### WHAT THIS TASK INVOLVES
Take the material below and write it all out again exactly.

### Dataset items
•••••
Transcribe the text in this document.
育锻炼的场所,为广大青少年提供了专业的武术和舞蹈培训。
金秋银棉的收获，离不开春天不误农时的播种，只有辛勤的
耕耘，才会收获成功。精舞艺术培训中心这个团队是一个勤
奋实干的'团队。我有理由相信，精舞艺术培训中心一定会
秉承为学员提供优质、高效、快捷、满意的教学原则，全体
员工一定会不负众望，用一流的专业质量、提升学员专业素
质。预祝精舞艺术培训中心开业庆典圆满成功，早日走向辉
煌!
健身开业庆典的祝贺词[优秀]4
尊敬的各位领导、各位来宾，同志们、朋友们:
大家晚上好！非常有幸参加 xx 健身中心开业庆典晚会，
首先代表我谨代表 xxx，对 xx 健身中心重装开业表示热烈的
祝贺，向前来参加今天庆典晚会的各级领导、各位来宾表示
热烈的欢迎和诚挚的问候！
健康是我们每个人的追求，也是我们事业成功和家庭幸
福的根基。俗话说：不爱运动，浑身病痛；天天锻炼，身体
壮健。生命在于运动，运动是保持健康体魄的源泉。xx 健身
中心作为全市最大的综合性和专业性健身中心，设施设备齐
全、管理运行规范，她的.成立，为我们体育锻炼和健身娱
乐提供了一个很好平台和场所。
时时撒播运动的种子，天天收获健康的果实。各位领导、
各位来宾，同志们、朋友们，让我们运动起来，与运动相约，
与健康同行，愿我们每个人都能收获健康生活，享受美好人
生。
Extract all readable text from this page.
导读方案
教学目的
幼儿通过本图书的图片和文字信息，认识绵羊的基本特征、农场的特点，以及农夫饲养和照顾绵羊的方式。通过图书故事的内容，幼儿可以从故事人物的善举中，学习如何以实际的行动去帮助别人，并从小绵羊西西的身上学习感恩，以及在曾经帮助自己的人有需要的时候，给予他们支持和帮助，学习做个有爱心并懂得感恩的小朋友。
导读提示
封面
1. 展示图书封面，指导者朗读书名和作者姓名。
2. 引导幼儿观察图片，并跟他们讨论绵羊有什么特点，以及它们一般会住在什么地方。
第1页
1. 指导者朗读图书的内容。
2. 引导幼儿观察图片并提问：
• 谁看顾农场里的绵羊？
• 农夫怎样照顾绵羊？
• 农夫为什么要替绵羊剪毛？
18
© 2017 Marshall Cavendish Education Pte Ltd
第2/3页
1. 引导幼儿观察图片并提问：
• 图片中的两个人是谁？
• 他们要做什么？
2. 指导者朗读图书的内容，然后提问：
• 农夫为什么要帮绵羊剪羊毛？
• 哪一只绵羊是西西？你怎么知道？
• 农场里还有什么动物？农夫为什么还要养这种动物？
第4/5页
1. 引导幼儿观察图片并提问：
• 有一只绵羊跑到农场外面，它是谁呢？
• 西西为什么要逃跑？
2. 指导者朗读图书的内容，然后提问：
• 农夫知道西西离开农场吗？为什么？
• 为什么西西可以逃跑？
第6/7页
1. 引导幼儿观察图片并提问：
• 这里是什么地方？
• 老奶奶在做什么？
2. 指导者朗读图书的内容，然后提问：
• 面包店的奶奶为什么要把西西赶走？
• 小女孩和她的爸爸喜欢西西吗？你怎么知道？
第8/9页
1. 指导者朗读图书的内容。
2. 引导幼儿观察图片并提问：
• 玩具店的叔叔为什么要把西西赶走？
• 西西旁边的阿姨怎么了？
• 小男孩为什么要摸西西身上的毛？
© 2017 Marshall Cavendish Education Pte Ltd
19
•••••
### EXERCISE RESPONSE
Transcribe the text in this document.
育锻炼的场所,为广大青少年提供了专业的武术和舞蹈培训。
金秋银棉的收获，离不开春天不误农时的播种，只有辛勤的
耕耘，才会收获成功。精舞艺术培训中心这个团队是一个勤
奋实干的'团队。我有理由相信，精舞艺术培训中心一定会
秉承为学员提供优质、高效、快捷、满意的教学原则，全体
员工一定会不负众望，用一流的专业质量、提升学员专业素
质。预祝精舞艺术培训中心开业庆典圆满成功，早日走向辉
煌!
健身开业庆典的祝贺词[优秀]4
尊敬的各位领导、各位来宾，同志们、朋友们:
大家晚上好！非常有幸参加 xx 健身中心开业庆典晚会，
首先代表我谨代表 xxx，对 xx 健身中心重装开业表示热烈的
祝贺，向前来参加今天庆典晚会的各级领导、各位来宾表示
热烈的欢迎和诚挚的问候！
健康是我们每个人的追求，也是我们事业成功和家庭幸
福的根基。俗话说：不爱运动，浑身病痛；天天锻炼，身体
壮健。生命在于运动，运动是保持健康体魄的源泉。xx 健身
中心作为全市最大的综合性和专业性健身中心，设施设备齐
全、管理运行规范，她的.成立，为我们体育锻炼和健身娱
乐提供了一个很好平台和场所。
时时撒播运动的种子，天天收获健康的果实。各位领导、
各位来宾，同志们、朋友们，让我们运动起来，与运动相约，
与健康同行，愿我们每个人都能收获健康生活，享受美好人
生。
Extract all readable text from this page.
导读方案
教学目的
幼儿通过本图书的图片和文字信息，认识绵羊的基本特征、农场的特点，以及农夫饲养和照顾绵羊的方式。通过图书故事的内容，幼儿可以从故事人物的善举中，学习如何以实际的行动去帮助别人，并从小绵羊西西的身上学习感恩，以及在曾经帮助自己的人有需要的时候，给予他们支持和帮助，学习做个有爱心并懂得感恩的小朋友。
导读提示
封面
1. 展示图书封面，指导者朗读书名和作者姓名。
2. 引导幼儿观察图片，并跟他们讨论绵羊有什么特点，以及它们一般会住在什么地方。
第1页
1. 指导者朗读图书的内容。
2. 引导幼儿观察图片并提问：
• 谁看顾农场里的绵羊？
• 农夫怎样照顾绵羊？
• 农夫为什么要替绵羊剪毛？
18
© 2017 Marshall Cavendish Education Pte Ltd
第2/3页
1. 引导幼儿观察图片并提问：
• 图片中的两个人是谁？
• 他们要做什么？
2. 指导者朗读图书的内容，然后提问：
• 农夫为什么要帮绵羊剪羊毛？
• 哪一只绵羊是西西？你怎么知道？
• 农场里还有什么动物？农夫为什么还要养这种动物？
第4/5页
1. 引导幼儿观察图片并提问：
• 有一只绵羊跑到农场外面，它是谁呢？
• 西西为什么要逃跑？
2. 指导者朗读图书的内容，然后提问：
• 农夫知道西西离开农场吗？为什么？
• 为什么西西可以逃跑？
第6/7页
1. 引导幼儿观察图片并提问：
• 这里是什么地方？
• 老奶奶在做什么？
2. 指导者朗读图书的内容，然后提问：
• 面包店的奶奶为什么要把西西赶走？
• 小女孩和她的爸爸喜欢西西吗？你怎么知道？
第8/9页
1. 指导者朗读图书的内容。
2. 引导幼儿观察图片并提问：
• 玩具店的叔叔为什么要把西西赶走？
• 西西旁边的阿姨怎么了？
• 小男孩为什么要摸西西身上的毛？
© 2017 Marshall Cavendish Education Pte Ltd
19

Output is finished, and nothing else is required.